- _WHAT THIS TASK INVOLVES_
The entries below are to be written out again without alteration.
>> BEGIN SUPPLIED MATERIAL
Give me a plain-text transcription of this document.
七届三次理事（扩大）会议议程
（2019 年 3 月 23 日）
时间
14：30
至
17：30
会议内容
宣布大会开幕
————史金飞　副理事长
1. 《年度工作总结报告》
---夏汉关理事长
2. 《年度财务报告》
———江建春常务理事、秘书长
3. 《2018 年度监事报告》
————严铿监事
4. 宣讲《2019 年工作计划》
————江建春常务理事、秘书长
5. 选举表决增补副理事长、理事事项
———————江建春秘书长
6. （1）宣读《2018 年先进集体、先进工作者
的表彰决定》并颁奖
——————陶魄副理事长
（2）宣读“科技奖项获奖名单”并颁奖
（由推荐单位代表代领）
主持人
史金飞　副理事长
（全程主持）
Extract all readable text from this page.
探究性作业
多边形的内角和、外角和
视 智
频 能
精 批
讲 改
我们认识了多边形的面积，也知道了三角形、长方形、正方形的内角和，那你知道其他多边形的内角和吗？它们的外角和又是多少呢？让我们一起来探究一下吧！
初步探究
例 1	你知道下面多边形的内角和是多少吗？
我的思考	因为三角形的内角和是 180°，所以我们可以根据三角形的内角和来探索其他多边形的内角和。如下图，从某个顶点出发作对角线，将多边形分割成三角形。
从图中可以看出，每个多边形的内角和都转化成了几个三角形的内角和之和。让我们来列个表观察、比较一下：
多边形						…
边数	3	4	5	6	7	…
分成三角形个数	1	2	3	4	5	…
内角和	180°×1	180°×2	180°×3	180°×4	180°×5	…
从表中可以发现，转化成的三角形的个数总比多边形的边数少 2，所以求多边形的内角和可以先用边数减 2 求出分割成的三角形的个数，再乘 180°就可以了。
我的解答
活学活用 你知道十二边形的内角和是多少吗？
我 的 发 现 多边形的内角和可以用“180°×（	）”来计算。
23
>> END SUPPLIED MATERIAL
- _RIGHT ANSWER_
Give me a plain-text transcription of this document.
七届三次理事（扩大）会议议程
（2019 年 3 月 23 日）
时间
14：30
至
17：30
会议内容
宣布大会开幕
————史金飞　副理事长
1. 《年度工作总结报告》
---夏汉关理事长
2. 《年度财务报告》
———江建春常务理事、秘书长
3. 《2018 年度监事报告》
————严铿监事
4. 宣讲《2019 年工作计划》
————江建春常务理事、秘书长
5. 选举表决增补副理事长、理事事项
———————江建春秘书长
6. （1）宣读《2018 年先进集体、先进工作者
的表彰决定》并颁奖
——————陶魄副理事长
（2）宣读“科技奖项获奖名单”并颁奖
（由推荐单位代表代领）
主持人
史金飞　副理事长
（全程主持）
Extract all readable text from this page.
探究性作业
多边形的内角和、外角和
视 智
频 能
精 批
讲 改
我们认识了多边形的面积，也知道了三角形、长方形、正方形的内角和，那你知道其他多边形的内角和吗？它们的外角和又是多少呢？让我们一起来探究一下吧！
初步探究
例 1	你知道下面多边形的内角和是多少吗？
我的思考	因为三角形的内角和是 180°，所以我们可以根据三角形的内角和来探索其他多边形的内角和。如下图，从某个顶点出发作对角线，将多边形分割成三角形。
从图中可以看出，每个多边形的内角和都转化成了几个三角形的内角和之和。让我们来列个表观察、比较一下：
多边形						…
边数	3	4	5	6	7	…
分成三角形个数	1	2	3	4	5	…
内角和	180°×1	180°×2	180°×3	180°×4	180°×5	…
从表中可以发现，转化成的三角形的个数总比多边形的边数少 2，所以求多边形的内角和可以先用边数减 2 求出分割成的三角形的个数，再乘 180°就可以了。
我的解答
活学活用 你知道十二边形的内角和是多少吗？
我 的 发 现 多边形的内角和可以用“180°×（	）”来计算。
23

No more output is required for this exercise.